## Given task
The records below must be written out exactly, with every picture left behind.

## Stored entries
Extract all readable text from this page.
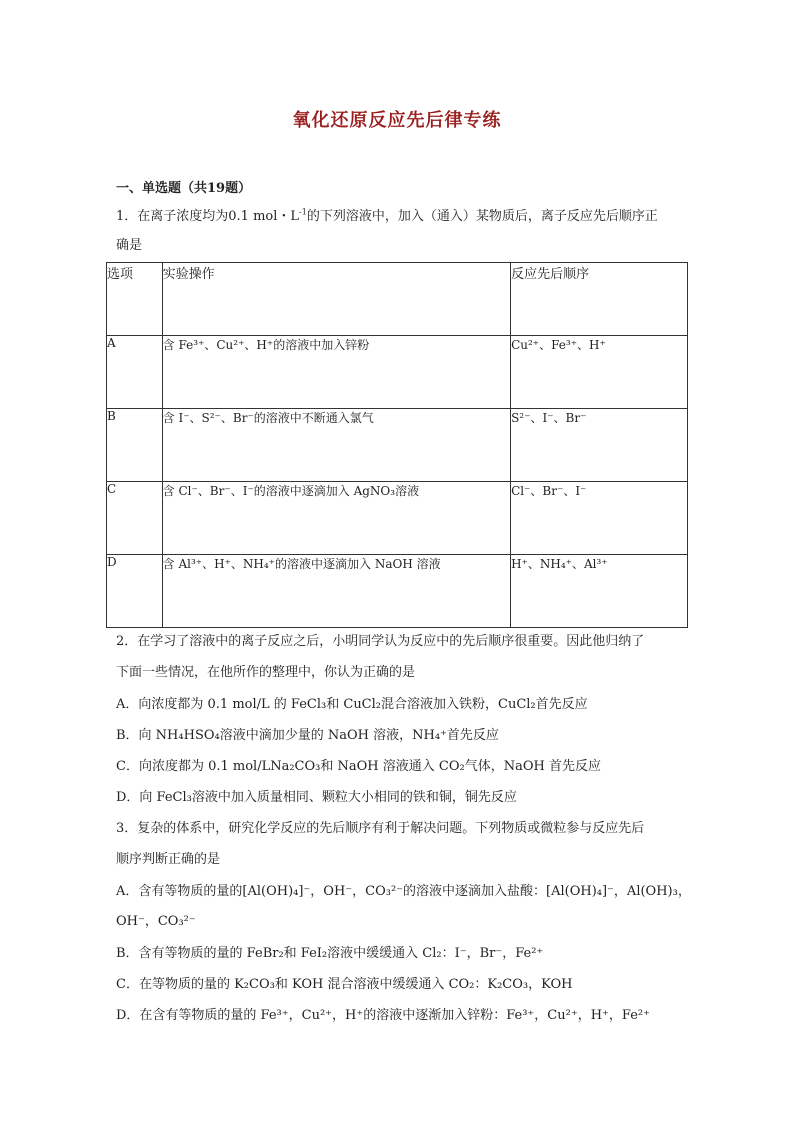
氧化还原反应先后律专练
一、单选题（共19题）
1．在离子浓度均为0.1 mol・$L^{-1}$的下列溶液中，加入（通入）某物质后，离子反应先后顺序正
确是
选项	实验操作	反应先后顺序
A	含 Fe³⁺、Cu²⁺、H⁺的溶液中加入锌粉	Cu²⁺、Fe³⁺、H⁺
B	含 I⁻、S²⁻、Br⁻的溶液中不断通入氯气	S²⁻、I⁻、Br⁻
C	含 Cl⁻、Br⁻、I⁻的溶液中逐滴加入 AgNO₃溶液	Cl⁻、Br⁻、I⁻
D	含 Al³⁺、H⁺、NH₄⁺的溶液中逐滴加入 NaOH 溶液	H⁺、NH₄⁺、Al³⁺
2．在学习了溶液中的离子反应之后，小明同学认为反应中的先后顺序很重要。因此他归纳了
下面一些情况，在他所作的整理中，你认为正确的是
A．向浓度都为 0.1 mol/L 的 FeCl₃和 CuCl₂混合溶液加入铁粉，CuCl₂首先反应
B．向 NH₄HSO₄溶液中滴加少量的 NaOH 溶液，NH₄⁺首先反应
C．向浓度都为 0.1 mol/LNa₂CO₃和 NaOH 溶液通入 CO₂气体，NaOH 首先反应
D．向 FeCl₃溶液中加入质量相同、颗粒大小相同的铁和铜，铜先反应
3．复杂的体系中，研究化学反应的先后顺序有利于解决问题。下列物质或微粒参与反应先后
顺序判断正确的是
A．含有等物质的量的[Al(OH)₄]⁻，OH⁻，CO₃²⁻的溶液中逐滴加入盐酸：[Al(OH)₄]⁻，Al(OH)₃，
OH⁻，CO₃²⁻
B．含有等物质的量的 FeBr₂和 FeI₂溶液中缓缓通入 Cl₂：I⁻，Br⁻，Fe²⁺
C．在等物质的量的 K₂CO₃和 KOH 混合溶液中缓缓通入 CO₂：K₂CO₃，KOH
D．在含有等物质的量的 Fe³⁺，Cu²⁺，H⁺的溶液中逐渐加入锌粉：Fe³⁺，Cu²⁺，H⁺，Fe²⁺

## Answer below
Extract all readable text from this page.
氧化还原反应先后律专练
一、单选题（共19题）
1．在离子浓度均为0.1 mol・$L^{-1}$的下列溶液中，加入（通入）某物质后，离子反应先后顺序正
确是
选项	实验操作	反应先后顺序
A	含 Fe³⁺、Cu²⁺、H⁺的溶液中加入锌粉	Cu²⁺、Fe³⁺、H⁺
B	含 I⁻、S²⁻、Br⁻的溶液中不断通入氯气	S²⁻、I⁻、Br⁻
C	含 Cl⁻、Br⁻、I⁻的溶液中逐滴加入 AgNO₃溶液	Cl⁻、Br⁻、I⁻
D	含 Al³⁺、H⁺、NH₄⁺的溶液中逐滴加入 NaOH 溶液	H⁺、NH₄⁺、Al³⁺
2．在学习了溶液中的离子反应之后，小明同学认为反应中的先后顺序很重要。因此他归纳了
下面一些情况，在他所作的整理中，你认为正确的是
A．向浓度都为 0.1 mol/L 的 FeCl₃和 CuCl₂混合溶液加入铁粉，CuCl₂首先反应
B．向 NH₄HSO₄溶液中滴加少量的 NaOH 溶液，NH₄⁺首先反应
C．向浓度都为 0.1 mol/LNa₂CO₃和 NaOH 溶液通入 CO₂气体，NaOH 首先反应
D．向 FeCl₃溶液中加入质量相同、颗粒大小相同的铁和铜，铜先反应
3．复杂的体系中，研究化学反应的先后顺序有利于解决问题。下列物质或微粒参与反应先后
顺序判断正确的是
A．含有等物质的量的[Al(OH)₄]⁻，OH⁻，CO₃²⁻的溶液中逐滴加入盐酸：[Al(OH)₄]⁻，Al(OH)₃，
OH⁻，CO₃²⁻
B．含有等物质的量的 FeBr₂和 FeI₂溶液中缓缓通入 Cl₂：I⁻，Br⁻，Fe²⁺
C．在等物质的量的 K₂CO₃和 KOH 混合溶液中缓缓通入 CO₂：K₂CO₃，KOH
D．在含有等物质的量的 Fe³⁺，Cu²⁺，H⁺的溶液中逐渐加入锌粉：Fe³⁺，Cu²⁺，H⁺，Fe²⁺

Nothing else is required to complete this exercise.